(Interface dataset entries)
..........
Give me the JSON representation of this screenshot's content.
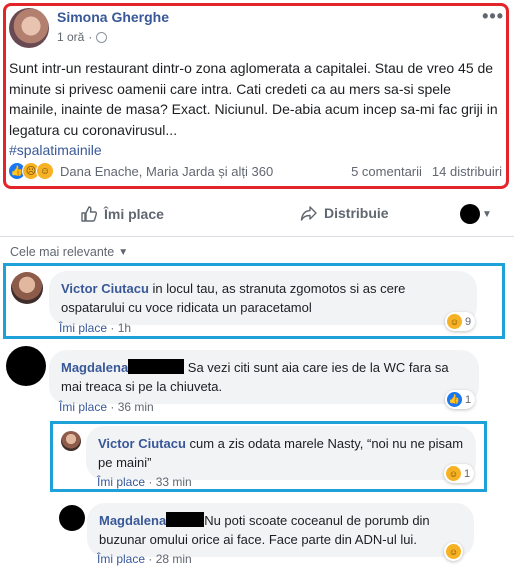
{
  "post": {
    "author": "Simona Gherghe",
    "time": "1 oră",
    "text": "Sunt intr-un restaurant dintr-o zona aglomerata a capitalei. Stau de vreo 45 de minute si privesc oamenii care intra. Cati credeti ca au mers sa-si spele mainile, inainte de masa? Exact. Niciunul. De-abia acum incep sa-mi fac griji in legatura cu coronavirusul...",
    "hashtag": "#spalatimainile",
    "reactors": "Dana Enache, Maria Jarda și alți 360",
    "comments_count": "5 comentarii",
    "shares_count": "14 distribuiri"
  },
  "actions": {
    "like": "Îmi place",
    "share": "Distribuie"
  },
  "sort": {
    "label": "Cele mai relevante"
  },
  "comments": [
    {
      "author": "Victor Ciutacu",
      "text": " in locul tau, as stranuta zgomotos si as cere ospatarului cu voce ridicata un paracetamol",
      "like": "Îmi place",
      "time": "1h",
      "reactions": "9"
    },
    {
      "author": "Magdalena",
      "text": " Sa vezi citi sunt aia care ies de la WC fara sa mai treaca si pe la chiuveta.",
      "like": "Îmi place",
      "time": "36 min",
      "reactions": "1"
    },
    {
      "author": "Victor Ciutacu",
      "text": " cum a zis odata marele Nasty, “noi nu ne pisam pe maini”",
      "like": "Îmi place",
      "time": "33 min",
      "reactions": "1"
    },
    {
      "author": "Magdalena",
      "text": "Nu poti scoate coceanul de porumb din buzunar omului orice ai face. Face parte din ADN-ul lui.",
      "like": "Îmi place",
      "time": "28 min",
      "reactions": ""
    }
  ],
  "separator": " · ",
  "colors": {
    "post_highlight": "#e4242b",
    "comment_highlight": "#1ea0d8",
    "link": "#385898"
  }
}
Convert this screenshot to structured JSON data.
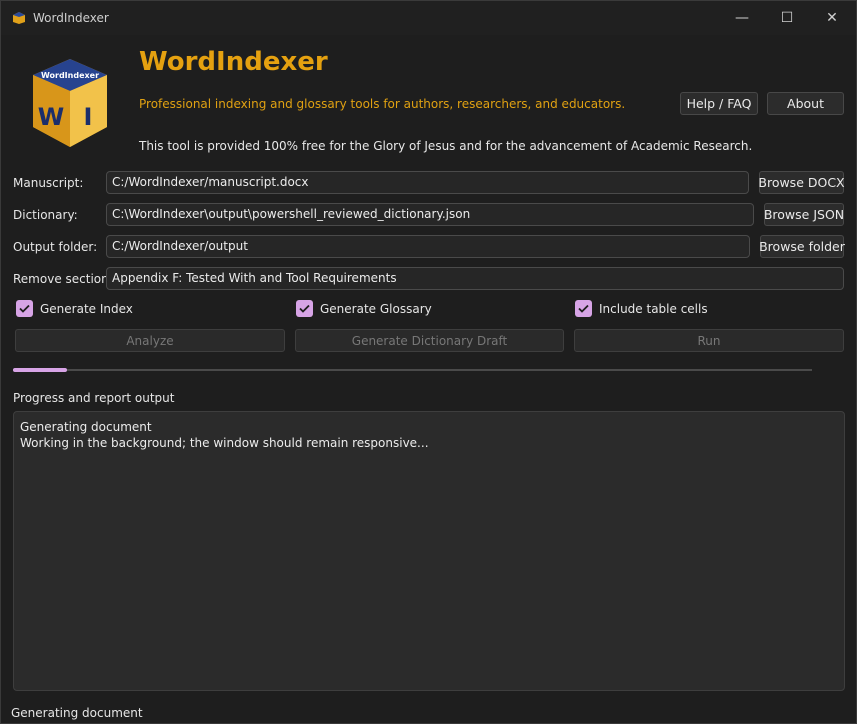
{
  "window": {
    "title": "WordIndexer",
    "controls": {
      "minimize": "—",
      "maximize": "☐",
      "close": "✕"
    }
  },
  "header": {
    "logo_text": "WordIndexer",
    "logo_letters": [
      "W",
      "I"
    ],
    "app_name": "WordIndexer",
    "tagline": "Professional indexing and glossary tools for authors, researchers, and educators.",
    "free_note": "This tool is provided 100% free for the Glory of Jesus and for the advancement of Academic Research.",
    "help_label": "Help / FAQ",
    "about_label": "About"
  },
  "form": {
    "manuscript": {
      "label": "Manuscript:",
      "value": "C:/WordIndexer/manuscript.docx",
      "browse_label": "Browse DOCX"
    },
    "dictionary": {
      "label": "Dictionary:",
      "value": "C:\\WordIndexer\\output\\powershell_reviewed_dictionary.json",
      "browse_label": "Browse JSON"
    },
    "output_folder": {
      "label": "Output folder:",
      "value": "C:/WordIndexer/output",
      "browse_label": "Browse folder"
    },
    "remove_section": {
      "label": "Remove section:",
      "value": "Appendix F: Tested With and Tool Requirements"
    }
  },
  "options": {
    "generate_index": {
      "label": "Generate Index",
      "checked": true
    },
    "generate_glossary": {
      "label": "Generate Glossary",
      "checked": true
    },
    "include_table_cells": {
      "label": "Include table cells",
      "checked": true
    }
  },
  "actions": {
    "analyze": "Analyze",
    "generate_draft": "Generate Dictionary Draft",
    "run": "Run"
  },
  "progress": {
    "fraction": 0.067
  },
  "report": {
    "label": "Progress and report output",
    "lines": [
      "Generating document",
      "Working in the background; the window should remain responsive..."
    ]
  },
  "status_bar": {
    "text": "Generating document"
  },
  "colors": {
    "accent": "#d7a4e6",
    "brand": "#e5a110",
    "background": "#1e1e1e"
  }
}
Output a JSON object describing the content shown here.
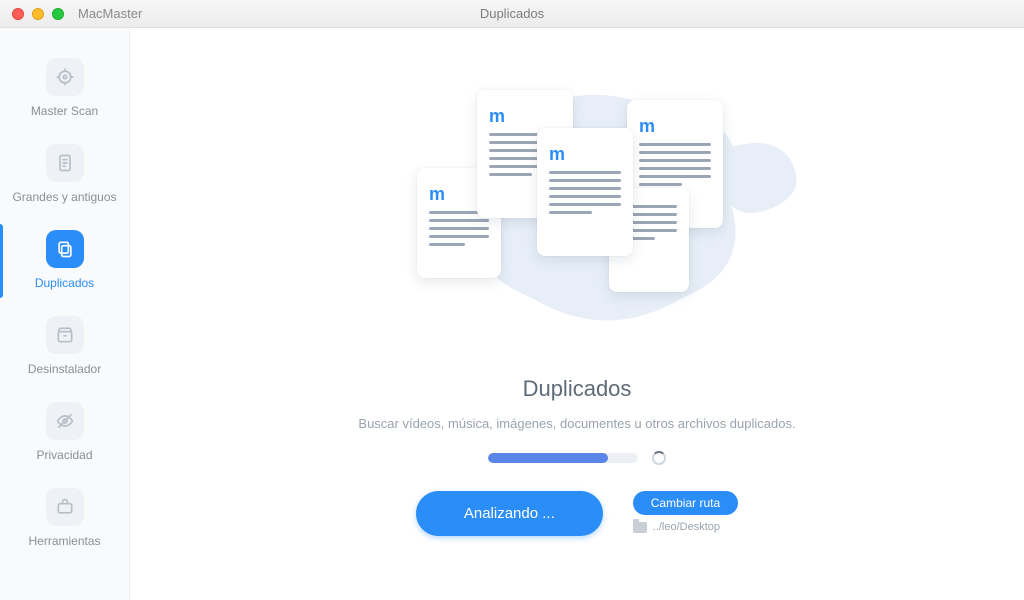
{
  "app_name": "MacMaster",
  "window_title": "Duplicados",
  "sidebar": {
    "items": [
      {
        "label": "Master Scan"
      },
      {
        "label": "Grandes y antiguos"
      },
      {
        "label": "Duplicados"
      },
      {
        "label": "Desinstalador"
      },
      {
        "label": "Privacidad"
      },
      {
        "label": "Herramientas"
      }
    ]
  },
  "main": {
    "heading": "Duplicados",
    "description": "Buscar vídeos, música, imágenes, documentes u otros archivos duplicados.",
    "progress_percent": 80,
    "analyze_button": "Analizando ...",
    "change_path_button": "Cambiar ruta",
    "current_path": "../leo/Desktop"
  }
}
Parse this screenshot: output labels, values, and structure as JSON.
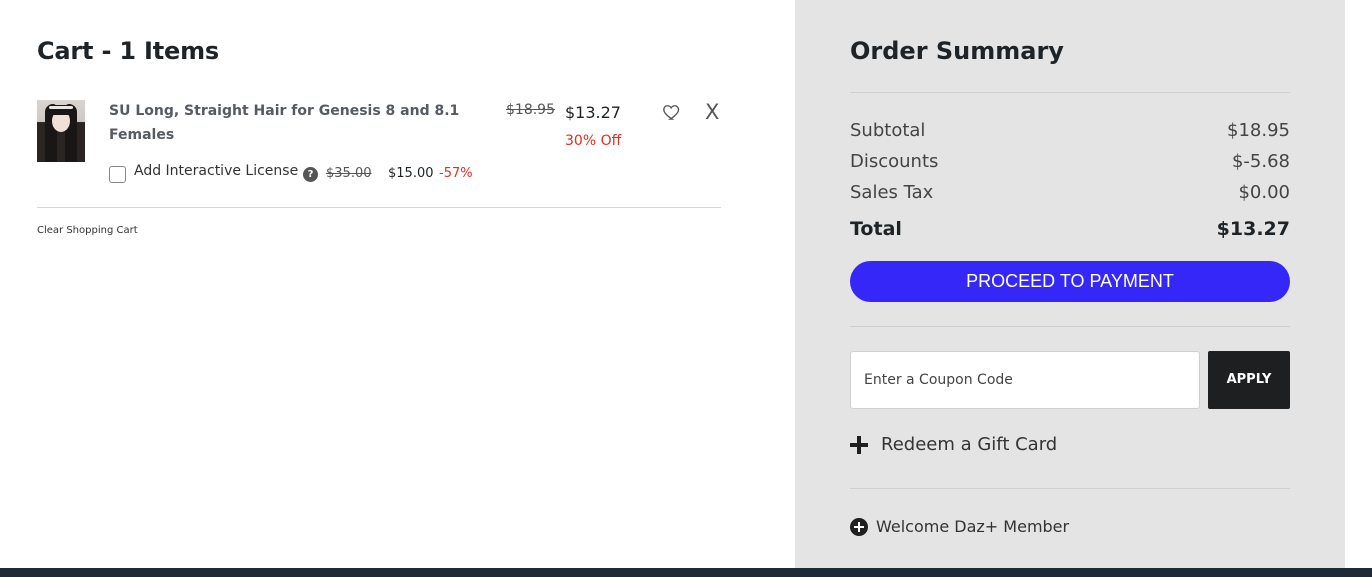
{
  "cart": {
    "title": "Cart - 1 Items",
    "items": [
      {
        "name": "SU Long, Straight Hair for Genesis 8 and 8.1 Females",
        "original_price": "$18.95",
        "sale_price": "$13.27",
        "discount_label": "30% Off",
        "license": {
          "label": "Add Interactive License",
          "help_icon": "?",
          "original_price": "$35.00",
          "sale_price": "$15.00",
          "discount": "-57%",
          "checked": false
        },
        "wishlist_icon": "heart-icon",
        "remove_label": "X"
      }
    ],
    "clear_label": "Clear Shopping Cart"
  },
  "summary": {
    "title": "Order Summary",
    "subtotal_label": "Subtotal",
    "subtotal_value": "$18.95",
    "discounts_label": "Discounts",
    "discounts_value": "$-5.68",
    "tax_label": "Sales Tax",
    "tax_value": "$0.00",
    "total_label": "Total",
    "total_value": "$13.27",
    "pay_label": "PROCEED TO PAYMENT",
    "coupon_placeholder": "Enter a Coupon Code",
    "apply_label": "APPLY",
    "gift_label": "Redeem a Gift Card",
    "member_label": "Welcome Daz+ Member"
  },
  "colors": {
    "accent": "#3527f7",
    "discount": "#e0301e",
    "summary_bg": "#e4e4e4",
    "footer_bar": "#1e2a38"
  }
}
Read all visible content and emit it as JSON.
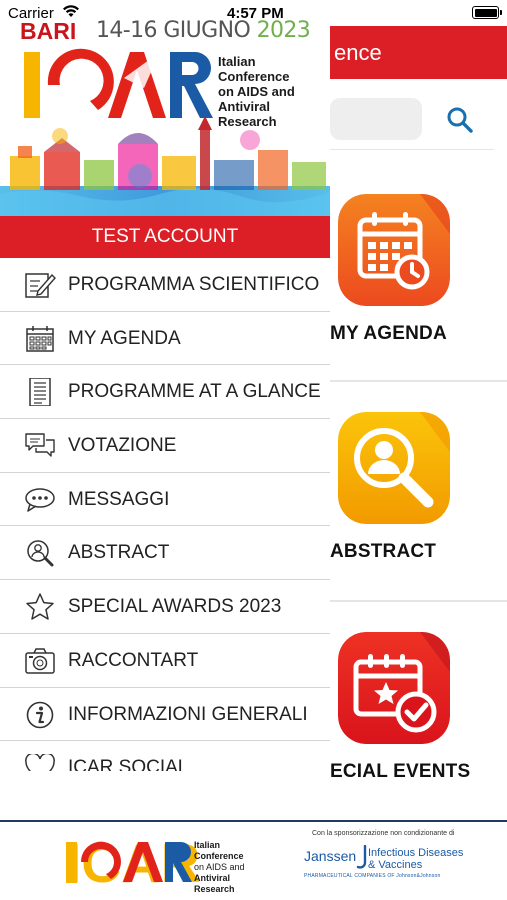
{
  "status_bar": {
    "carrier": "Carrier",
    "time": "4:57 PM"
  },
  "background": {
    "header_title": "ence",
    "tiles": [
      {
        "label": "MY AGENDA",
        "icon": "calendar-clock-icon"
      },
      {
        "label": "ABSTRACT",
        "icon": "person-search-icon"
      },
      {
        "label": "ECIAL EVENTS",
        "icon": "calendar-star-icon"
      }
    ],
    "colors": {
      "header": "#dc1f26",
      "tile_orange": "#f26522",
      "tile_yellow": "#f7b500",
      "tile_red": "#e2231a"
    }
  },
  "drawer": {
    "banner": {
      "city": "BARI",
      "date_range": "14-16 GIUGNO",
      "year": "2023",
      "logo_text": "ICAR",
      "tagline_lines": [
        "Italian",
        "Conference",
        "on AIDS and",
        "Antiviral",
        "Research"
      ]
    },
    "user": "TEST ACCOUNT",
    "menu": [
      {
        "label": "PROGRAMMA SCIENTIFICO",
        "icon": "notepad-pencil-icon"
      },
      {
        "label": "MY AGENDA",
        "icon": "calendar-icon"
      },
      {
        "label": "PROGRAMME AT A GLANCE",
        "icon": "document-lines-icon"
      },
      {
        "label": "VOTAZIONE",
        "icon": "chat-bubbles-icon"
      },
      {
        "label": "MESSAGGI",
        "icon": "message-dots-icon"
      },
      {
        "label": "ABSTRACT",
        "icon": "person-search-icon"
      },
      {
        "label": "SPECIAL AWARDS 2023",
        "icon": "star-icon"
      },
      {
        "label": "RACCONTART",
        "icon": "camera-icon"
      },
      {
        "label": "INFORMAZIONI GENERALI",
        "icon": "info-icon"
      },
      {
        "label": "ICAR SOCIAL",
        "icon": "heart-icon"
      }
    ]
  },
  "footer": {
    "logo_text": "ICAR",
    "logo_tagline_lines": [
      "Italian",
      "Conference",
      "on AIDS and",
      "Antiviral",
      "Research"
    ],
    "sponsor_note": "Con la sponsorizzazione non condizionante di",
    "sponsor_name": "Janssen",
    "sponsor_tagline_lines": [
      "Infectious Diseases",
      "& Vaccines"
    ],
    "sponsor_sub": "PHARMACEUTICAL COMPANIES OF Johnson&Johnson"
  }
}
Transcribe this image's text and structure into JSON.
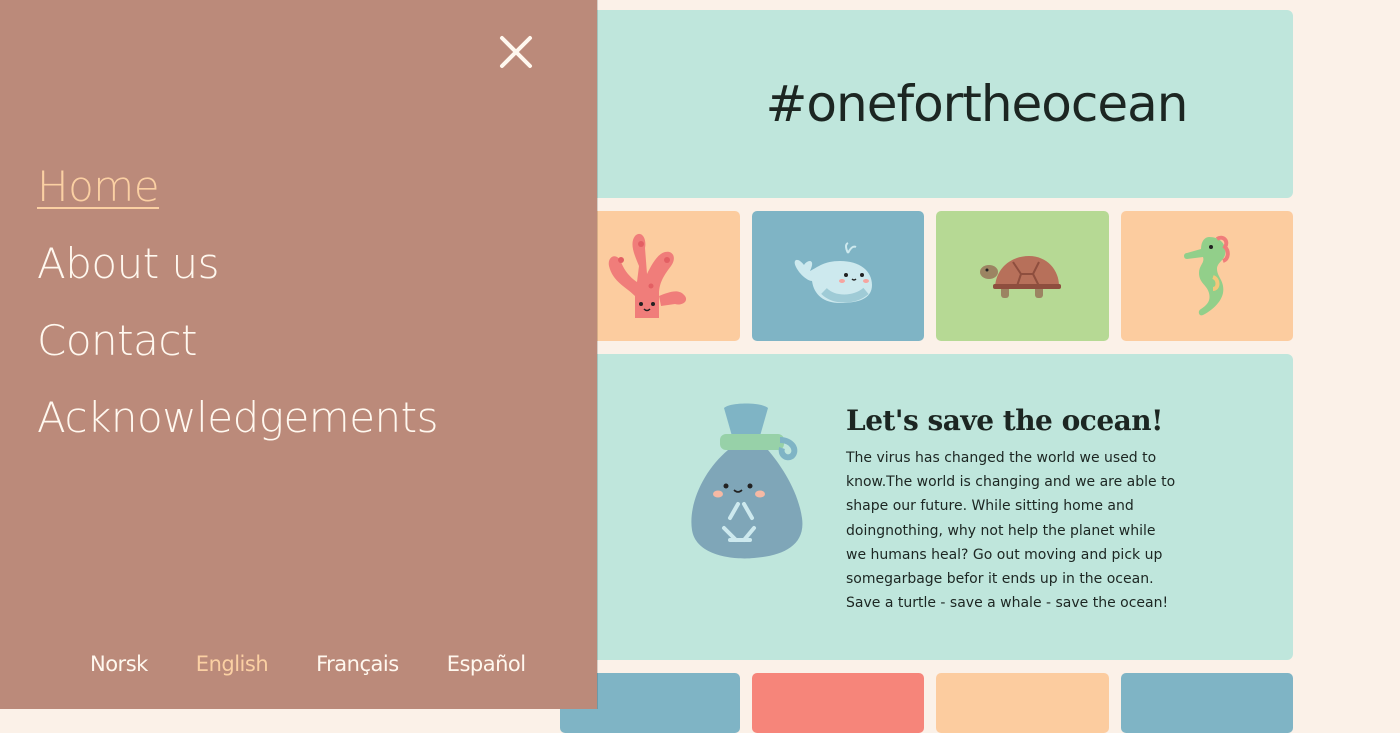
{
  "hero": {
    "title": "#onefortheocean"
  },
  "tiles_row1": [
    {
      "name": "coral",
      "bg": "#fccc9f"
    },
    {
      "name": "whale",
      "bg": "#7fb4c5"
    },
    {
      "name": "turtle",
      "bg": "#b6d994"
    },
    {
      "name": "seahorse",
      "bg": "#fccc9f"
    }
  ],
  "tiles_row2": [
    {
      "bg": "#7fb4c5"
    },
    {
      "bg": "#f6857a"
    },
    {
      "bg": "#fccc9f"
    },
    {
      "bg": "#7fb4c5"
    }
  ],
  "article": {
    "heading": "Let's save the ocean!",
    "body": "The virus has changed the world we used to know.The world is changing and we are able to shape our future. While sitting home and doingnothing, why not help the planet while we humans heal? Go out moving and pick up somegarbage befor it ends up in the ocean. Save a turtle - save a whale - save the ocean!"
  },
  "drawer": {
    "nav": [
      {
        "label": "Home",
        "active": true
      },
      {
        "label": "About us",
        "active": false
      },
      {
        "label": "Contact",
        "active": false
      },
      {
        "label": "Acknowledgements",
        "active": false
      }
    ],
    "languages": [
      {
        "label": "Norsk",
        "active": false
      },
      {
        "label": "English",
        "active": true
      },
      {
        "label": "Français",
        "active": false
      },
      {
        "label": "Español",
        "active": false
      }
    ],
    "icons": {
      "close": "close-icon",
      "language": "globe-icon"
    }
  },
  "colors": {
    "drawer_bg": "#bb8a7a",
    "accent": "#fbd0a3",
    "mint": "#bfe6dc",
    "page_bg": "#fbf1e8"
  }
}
..........
> **PROBLEM REQUIREMENTS**
Retype the lines starting with the one that holds "Transcribe this image's" and ending with the last line of the data above, both included; skip the pictures.

> **TASK SOLUTION**
Transcribe this image's text and structure into JSON.
{
  "hero": {
    "title": "#onefortheocean"
  },
  "tiles_row1": [
    {
      "name": "coral",
      "bg": "#fccc9f"
    },
    {
      "name": "whale",
      "bg": "#7fb4c5"
    },
    {
      "name": "turtle",
      "bg": "#b6d994"
    },
    {
      "name": "seahorse",
      "bg": "#fccc9f"
    }
  ],
  "tiles_row2": [
    {
      "bg": "#7fb4c5"
    },
    {
      "bg": "#f6857a"
    },
    {
      "bg": "#fccc9f"
    },
    {
      "bg": "#7fb4c5"
    }
  ],
  "article": {
    "heading": "Let's save the ocean!",
    "body": "The virus has changed the world we used to know.The world is changing and we are able to shape our future. While sitting home and doingnothing, why not help the planet while we humans heal? Go out moving and pick up somegarbage befor it ends up in the ocean. Save a turtle - save a whale - save the ocean!"
  },
  "drawer": {
    "nav": [
      {
        "label": "Home",
        "active": true
      },
      {
        "label": "About us",
        "active": false
      },
      {
        "label": "Contact",
        "active": false
      },
      {
        "label": "Acknowledgements",
        "active": false
      }
    ],
    "languages": [
      {
        "label": "Norsk",
        "active": false
      },
      {
        "label": "English",
        "active": true
      },
      {
        "label": "Français",
        "active": false
      },
      {
        "label": "Español",
        "active": false
      }
    ],
    "icons": {
      "close": "close-icon",
      "language": "globe-icon"
    }
  },
  "colors": {
    "drawer_bg": "#bb8a7a",
    "accent": "#fbd0a3",
    "mint": "#bfe6dc",
    "page_bg": "#fbf1e8"
  }
}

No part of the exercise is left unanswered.